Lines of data
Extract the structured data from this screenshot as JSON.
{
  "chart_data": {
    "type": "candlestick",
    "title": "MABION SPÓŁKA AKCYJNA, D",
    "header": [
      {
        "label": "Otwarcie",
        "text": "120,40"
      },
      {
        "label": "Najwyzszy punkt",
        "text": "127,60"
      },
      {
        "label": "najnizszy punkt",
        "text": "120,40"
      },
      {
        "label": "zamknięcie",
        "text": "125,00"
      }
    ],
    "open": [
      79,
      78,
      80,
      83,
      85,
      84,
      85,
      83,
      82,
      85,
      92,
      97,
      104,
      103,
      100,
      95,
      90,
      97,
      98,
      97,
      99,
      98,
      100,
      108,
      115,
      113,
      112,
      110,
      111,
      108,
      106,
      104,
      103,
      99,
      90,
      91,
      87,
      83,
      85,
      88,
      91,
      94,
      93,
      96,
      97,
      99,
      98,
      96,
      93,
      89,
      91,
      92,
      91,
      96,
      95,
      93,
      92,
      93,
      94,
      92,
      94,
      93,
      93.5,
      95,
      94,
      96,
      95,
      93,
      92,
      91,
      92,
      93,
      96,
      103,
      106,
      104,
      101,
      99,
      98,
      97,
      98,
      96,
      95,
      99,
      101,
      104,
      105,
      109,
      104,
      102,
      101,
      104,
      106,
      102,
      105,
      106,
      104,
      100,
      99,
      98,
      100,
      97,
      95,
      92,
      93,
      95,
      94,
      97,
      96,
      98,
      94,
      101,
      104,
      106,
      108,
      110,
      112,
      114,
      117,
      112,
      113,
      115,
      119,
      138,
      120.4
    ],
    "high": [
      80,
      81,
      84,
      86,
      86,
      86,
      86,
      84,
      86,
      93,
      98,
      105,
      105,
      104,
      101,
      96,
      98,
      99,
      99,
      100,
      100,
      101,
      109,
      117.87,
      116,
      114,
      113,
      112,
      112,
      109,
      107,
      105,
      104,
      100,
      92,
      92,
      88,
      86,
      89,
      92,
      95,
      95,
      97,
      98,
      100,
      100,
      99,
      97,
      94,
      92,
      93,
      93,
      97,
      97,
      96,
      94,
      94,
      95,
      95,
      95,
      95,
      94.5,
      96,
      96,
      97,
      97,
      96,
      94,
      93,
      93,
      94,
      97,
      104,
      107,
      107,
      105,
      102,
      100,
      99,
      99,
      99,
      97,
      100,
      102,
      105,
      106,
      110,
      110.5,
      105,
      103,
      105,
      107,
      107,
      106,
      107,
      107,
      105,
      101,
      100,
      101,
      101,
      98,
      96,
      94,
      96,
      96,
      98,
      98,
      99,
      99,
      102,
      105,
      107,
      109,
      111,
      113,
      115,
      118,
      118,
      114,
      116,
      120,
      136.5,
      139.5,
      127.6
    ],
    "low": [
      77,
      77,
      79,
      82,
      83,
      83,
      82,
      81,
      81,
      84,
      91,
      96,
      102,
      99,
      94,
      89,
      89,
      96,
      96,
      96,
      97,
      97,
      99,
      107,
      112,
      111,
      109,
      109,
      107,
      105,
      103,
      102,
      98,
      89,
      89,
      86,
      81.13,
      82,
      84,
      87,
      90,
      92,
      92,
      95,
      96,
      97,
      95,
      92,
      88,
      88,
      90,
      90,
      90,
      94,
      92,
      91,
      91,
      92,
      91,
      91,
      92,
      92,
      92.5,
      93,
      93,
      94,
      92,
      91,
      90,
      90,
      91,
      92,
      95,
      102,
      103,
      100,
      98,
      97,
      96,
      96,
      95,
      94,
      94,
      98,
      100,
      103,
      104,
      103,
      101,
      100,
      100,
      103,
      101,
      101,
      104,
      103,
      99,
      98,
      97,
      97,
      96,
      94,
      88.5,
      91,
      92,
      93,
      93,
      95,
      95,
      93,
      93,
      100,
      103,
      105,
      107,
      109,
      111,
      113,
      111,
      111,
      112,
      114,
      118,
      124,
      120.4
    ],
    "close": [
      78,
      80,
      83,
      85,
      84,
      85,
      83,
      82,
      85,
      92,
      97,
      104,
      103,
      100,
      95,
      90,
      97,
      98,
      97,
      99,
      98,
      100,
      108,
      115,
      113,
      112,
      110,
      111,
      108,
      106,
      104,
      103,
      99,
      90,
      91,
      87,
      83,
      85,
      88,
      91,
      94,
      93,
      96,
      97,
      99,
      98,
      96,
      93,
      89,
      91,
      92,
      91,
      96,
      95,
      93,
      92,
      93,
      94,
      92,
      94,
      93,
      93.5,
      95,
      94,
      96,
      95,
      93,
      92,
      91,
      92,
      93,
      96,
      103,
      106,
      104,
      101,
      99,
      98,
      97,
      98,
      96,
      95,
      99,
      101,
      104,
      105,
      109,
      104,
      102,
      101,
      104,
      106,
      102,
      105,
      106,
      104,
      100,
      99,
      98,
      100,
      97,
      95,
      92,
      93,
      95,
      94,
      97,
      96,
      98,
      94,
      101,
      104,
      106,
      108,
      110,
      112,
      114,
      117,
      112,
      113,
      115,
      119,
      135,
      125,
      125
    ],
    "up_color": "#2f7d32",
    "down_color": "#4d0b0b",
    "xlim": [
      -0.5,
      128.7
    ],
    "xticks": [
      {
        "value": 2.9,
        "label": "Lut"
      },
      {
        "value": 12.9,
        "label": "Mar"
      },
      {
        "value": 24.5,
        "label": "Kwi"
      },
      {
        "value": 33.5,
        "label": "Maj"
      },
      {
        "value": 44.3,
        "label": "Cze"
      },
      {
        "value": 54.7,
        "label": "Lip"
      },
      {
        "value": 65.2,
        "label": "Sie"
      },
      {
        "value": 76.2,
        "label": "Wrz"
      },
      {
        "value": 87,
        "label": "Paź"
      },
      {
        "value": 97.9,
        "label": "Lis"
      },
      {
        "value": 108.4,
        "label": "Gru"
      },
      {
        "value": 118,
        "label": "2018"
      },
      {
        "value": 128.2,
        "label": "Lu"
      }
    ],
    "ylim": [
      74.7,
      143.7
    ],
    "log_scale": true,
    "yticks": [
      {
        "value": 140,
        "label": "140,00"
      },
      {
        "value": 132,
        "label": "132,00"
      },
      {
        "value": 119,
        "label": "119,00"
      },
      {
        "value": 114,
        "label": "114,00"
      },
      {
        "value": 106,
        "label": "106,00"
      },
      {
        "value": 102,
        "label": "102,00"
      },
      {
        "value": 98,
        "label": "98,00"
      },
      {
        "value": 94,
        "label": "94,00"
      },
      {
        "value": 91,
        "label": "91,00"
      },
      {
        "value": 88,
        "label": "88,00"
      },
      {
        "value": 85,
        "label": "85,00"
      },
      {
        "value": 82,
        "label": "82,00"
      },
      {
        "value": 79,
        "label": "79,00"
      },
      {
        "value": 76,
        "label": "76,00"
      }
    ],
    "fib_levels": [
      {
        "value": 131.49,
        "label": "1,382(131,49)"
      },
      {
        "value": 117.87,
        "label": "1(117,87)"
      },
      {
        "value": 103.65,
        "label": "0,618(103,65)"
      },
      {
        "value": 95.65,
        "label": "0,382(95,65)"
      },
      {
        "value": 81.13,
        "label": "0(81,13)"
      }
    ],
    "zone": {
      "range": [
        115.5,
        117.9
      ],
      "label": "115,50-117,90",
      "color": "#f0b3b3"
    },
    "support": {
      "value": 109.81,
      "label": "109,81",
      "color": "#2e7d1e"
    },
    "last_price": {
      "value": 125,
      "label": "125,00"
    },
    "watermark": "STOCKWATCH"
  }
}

- _Work to complete_
Pull out all lines of the data with the string "punkt".

- _Expected answer_
        "label": "Najwyzszy punkt",
        "label": "najnizszy punkt",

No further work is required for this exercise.